Direction: Please copy all of the material below line for line, changing nothing.

(Boxed element entries)
▬▬▬▬▬▬
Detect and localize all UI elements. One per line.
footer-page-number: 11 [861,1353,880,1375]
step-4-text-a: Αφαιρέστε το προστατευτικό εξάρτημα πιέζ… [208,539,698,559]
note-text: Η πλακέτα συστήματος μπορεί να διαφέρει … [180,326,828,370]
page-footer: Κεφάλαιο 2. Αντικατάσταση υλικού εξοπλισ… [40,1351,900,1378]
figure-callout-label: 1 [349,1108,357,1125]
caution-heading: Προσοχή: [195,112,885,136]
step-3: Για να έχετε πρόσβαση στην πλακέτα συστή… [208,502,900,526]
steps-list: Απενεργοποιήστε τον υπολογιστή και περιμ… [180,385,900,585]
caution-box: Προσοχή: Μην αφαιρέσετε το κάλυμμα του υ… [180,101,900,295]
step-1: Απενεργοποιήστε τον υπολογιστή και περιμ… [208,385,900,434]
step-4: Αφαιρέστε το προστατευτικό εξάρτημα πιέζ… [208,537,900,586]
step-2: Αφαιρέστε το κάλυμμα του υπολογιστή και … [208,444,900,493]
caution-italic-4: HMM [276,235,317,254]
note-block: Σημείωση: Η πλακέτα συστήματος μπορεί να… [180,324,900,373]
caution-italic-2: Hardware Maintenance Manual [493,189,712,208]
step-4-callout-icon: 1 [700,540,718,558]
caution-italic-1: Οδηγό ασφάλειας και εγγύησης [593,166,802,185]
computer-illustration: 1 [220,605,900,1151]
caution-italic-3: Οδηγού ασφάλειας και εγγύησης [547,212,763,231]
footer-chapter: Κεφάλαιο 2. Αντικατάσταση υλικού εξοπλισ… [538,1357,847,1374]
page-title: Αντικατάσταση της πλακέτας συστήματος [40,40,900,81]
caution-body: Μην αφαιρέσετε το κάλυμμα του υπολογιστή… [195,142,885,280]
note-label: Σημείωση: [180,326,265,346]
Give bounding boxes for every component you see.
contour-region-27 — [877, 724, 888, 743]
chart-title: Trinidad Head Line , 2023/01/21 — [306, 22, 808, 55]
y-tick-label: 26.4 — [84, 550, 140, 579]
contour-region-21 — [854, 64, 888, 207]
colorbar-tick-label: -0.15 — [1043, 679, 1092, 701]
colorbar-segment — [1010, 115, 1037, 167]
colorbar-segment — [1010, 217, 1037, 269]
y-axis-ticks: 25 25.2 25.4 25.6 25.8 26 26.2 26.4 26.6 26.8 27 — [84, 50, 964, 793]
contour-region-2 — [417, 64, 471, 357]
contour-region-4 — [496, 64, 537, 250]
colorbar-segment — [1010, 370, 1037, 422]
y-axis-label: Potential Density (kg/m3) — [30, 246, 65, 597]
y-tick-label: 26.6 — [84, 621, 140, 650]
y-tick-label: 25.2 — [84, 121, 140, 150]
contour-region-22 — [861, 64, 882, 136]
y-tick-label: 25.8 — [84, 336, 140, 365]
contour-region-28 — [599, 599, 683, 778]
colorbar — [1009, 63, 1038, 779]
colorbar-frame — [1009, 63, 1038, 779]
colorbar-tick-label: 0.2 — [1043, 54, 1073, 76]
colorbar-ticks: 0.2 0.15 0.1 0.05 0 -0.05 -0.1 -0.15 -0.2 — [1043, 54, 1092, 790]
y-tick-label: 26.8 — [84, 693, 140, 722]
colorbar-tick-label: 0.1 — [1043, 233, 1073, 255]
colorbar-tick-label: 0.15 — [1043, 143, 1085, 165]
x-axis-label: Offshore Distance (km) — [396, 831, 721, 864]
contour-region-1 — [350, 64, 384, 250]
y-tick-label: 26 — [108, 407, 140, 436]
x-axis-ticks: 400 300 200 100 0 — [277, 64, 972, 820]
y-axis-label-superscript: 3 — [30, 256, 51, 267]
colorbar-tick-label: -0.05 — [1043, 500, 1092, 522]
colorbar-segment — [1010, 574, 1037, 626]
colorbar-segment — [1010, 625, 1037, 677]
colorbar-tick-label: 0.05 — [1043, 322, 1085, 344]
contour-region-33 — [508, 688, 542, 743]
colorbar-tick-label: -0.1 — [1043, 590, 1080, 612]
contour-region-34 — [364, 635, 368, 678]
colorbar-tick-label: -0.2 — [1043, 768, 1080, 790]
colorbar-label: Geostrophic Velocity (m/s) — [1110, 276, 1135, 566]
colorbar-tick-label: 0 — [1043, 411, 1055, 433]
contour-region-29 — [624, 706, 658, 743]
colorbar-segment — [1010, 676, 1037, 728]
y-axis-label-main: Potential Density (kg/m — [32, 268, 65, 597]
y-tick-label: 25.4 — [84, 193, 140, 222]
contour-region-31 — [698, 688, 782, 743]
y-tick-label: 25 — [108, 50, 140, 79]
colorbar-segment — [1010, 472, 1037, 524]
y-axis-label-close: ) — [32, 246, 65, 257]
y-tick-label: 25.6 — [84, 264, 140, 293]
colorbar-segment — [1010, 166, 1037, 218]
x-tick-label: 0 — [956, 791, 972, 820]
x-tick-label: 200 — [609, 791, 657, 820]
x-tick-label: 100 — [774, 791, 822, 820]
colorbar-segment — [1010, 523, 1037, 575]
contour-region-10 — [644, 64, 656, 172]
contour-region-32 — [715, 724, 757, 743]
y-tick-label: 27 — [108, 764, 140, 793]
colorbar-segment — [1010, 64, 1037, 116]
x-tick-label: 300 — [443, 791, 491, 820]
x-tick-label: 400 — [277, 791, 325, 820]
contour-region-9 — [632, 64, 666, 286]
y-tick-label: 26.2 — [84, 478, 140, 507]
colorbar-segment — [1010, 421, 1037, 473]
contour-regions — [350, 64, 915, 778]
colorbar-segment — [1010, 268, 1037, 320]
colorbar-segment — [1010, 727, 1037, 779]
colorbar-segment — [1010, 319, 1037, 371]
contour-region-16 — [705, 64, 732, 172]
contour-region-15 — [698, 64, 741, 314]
▬▬▬▬▬▬
The reply:
Detect and localize all UI elements. One per line.
footer-page-number: 11 [861,1353,880,1375]
step-4-text-a: Αφαιρέστε το προστατευτικό εξάρτημα πιέζ… [208,539,698,559]
note-text: Η πλακέτα συστήματος μπορεί να διαφέρει … [180,326,828,370]
page-footer: Κεφάλαιο 2. Αντικατάσταση υλικού εξοπλισ… [40,1351,900,1378]
figure-callout-label: 1 [349,1108,357,1125]
caution-heading: Προσοχή: [195,112,885,136]
step-3: Για να έχετε πρόσβαση στην πλακέτα συστή… [208,502,900,526]
steps-list: Απενεργοποιήστε τον υπολογιστή και περιμ… [180,385,900,585]
caution-box: Προσοχή: Μην αφαιρέσετε το κάλυμμα του υ… [180,101,900,295]
step-1: Απενεργοποιήστε τον υπολογιστή και περιμ… [208,385,900,434]
step-4: Αφαιρέστε το προστατευτικό εξάρτημα πιέζ… [208,537,900,586]
step-2: Αφαιρέστε το κάλυμμα του υπολογιστή και … [208,444,900,493]
caution-italic-4: HMM [276,235,317,254]
note-block: Σημείωση: Η πλακέτα συστήματος μπορεί να… [180,324,900,373]
caution-italic-2: Hardware Maintenance Manual [493,189,712,208]
step-4-callout-icon: 1 [700,540,718,558]
caution-italic-1: Οδηγό ασφάλειας και εγγύησης [593,166,802,185]
computer-illustration: 1 [220,605,900,1151]
caution-italic-3: Οδηγού ασφάλειας και εγγύησης [547,212,763,231]
footer-chapter: Κεφάλαιο 2. Αντικατάσταση υλικού εξοπλισ… [538,1357,847,1374]
page-title: Αντικατάσταση της πλακέτας συστήματος [40,40,900,81]
caution-body: Μην αφαιρέσετε το κάλυμμα του υπολογιστή… [195,142,885,280]
note-label: Σημείωση: [180,326,265,346]
Give bounding boxes for every component you see.
contour-region-27 — [877, 724, 888, 743]
chart-title: Trinidad Head Line , 2023/01/21 — [306, 22, 808, 55]
y-tick-label: 26.4 — [84, 550, 140, 579]
contour-region-21 — [854, 64, 888, 207]
colorbar-tick-label: -0.15 — [1043, 679, 1092, 701]
colorbar-segment — [1010, 115, 1037, 167]
colorbar-segment — [1010, 217, 1037, 269]
y-axis-ticks: 25 25.2 25.4 25.6 25.8 26 26.2 26.4 26.6 26.8 27 — [84, 50, 964, 793]
contour-region-2 — [417, 64, 471, 357]
contour-region-4 — [496, 64, 537, 250]
colorbar-segment — [1010, 370, 1037, 422]
y-axis-label: Potential Density (kg/m3) — [30, 246, 65, 597]
y-tick-label: 26.6 — [84, 621, 140, 650]
y-tick-label: 25.2 — [84, 121, 140, 150]
contour-region-22 — [861, 64, 882, 136]
y-tick-label: 25.8 — [84, 336, 140, 365]
contour-region-28 — [599, 599, 683, 778]
colorbar — [1009, 63, 1038, 779]
colorbar-frame — [1009, 63, 1038, 779]
colorbar-tick-label: 0.2 — [1043, 54, 1073, 76]
colorbar-ticks: 0.2 0.15 0.1 0.05 0 -0.05 -0.1 -0.15 -0.2 — [1043, 54, 1092, 790]
y-tick-label: 26.8 — [84, 693, 140, 722]
colorbar-tick-label: 0.1 — [1043, 233, 1073, 255]
colorbar-tick-label: 0.15 — [1043, 143, 1085, 165]
x-axis-label: Offshore Distance (km) — [396, 831, 721, 864]
contour-region-1 — [350, 64, 384, 250]
y-tick-label: 26 — [108, 407, 140, 436]
x-axis-ticks: 400 300 200 100 0 — [277, 64, 972, 820]
y-axis-label-superscript: 3 — [30, 256, 51, 267]
colorbar-tick-label: -0.05 — [1043, 500, 1092, 522]
colorbar-segment — [1010, 574, 1037, 626]
colorbar-segment — [1010, 625, 1037, 677]
colorbar-tick-label: 0.05 — [1043, 322, 1085, 344]
contour-region-33 — [508, 688, 542, 743]
colorbar-tick-label: -0.1 — [1043, 590, 1080, 612]
contour-region-34 — [364, 635, 368, 678]
colorbar-tick-label: -0.2 — [1043, 768, 1080, 790]
colorbar-label: Geostrophic Velocity (m/s) — [1110, 276, 1135, 566]
colorbar-tick-label: 0 — [1043, 411, 1055, 433]
contour-region-29 — [624, 706, 658, 743]
colorbar-segment — [1010, 676, 1037, 728]
y-axis-label-main: Potential Density (kg/m — [32, 268, 65, 597]
y-tick-label: 25.4 — [84, 193, 140, 222]
contour-region-31 — [698, 688, 782, 743]
y-tick-label: 25 — [108, 50, 140, 79]
colorbar-segment — [1010, 472, 1037, 524]
y-axis-label-close: ) — [32, 246, 65, 257]
y-tick-label: 25.6 — [84, 264, 140, 293]
colorbar-segment — [1010, 166, 1037, 218]
x-tick-label: 0 — [956, 791, 972, 820]
x-tick-label: 200 — [609, 791, 657, 820]
x-tick-label: 100 — [774, 791, 822, 820]
colorbar-segment — [1010, 523, 1037, 575]
contour-region-10 — [644, 64, 656, 172]
contour-region-32 — [715, 724, 757, 743]
y-tick-label: 27 — [108, 764, 140, 793]
colorbar-segment — [1010, 64, 1037, 116]
x-tick-label: 300 — [443, 791, 491, 820]
x-tick-label: 400 — [277, 791, 325, 820]
contour-region-9 — [632, 64, 666, 286]
y-tick-label: 26.2 — [84, 478, 140, 507]
colorbar-segment — [1010, 421, 1037, 473]
contour-regions — [350, 64, 915, 778]
colorbar-segment — [1010, 268, 1037, 320]
colorbar-segment — [1010, 727, 1037, 779]
colorbar-segment — [1010, 319, 1037, 371]
contour-region-16 — [705, 64, 732, 172]
contour-region-15 — [698, 64, 741, 314]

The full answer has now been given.